Locate "Convert this screenshot" in the listing. Transcribe the line that contains it and every line that follows, through the last, omitting all pictures.

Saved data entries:
------------------------------------------------------------------------

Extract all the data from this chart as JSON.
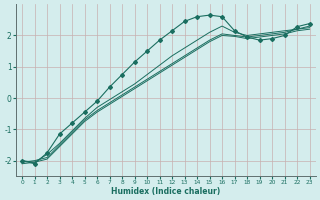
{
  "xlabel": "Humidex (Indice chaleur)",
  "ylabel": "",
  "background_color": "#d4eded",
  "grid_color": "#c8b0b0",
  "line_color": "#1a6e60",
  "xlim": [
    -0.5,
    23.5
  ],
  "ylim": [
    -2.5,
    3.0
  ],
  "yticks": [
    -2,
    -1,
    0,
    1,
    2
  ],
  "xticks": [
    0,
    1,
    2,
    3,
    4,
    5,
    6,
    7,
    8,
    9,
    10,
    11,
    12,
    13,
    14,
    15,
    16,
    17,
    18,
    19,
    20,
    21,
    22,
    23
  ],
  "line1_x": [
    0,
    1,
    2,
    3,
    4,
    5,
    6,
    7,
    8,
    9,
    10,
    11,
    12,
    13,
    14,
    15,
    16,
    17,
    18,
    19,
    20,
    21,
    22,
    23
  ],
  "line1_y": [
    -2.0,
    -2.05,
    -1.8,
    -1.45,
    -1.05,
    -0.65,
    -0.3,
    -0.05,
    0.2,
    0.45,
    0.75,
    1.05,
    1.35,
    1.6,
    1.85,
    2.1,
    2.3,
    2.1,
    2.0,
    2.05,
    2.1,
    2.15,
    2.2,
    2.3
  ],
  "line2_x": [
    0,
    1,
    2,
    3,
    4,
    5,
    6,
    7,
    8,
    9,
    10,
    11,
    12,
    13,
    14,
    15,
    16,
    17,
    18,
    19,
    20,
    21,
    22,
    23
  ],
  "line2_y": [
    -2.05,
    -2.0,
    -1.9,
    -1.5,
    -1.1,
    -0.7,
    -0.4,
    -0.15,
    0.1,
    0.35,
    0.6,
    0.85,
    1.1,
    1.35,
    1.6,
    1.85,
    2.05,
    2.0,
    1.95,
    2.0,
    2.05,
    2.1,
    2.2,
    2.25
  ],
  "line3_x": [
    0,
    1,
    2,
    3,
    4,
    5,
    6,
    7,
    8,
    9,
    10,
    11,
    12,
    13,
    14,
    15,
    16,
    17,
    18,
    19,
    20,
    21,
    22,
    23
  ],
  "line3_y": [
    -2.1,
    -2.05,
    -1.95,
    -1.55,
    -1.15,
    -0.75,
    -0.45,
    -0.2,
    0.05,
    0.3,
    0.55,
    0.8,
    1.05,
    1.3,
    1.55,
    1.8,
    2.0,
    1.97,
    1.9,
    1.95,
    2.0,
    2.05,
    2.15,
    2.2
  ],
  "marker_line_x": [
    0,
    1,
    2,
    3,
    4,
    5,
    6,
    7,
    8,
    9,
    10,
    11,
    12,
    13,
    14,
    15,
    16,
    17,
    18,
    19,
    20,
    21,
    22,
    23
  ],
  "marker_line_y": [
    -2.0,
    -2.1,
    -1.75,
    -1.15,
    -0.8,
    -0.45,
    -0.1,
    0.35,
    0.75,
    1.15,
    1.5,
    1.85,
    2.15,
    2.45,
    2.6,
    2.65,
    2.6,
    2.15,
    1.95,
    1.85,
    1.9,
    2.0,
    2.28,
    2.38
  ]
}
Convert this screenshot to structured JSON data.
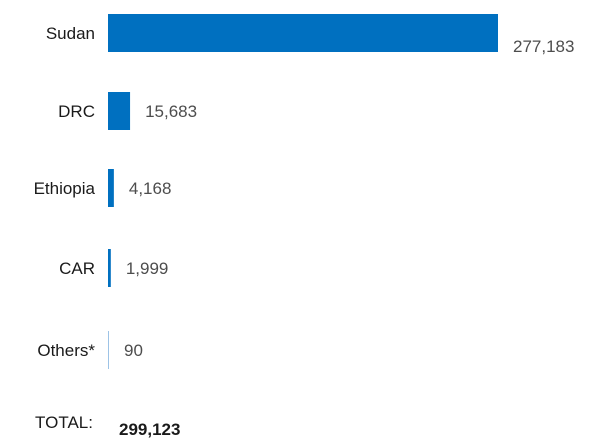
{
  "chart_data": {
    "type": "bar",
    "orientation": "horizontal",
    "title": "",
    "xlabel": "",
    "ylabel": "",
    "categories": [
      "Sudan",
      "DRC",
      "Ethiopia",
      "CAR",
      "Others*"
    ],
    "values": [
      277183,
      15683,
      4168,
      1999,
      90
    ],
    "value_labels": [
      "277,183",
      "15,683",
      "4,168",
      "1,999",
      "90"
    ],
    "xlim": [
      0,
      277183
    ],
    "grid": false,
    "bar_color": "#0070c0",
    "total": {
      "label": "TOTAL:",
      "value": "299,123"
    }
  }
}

------------------------------------------------------------------------

*RESPONSE*:
Convert this screenshot to structured JSON data.
{
  "chart_data": {
    "type": "bar",
    "orientation": "horizontal",
    "title": "",
    "xlabel": "",
    "ylabel": "",
    "categories": [
      "Sudan",
      "DRC",
      "Ethiopia",
      "CAR",
      "Others*"
    ],
    "values": [
      277183,
      15683,
      4168,
      1999,
      90
    ],
    "value_labels": [
      "277,183",
      "15,683",
      "4,168",
      "1,999",
      "90"
    ],
    "xlim": [
      0,
      277183
    ],
    "grid": false,
    "bar_color": "#0070c0",
    "total": {
      "label": "TOTAL:",
      "value": "299,123"
    }
  }
}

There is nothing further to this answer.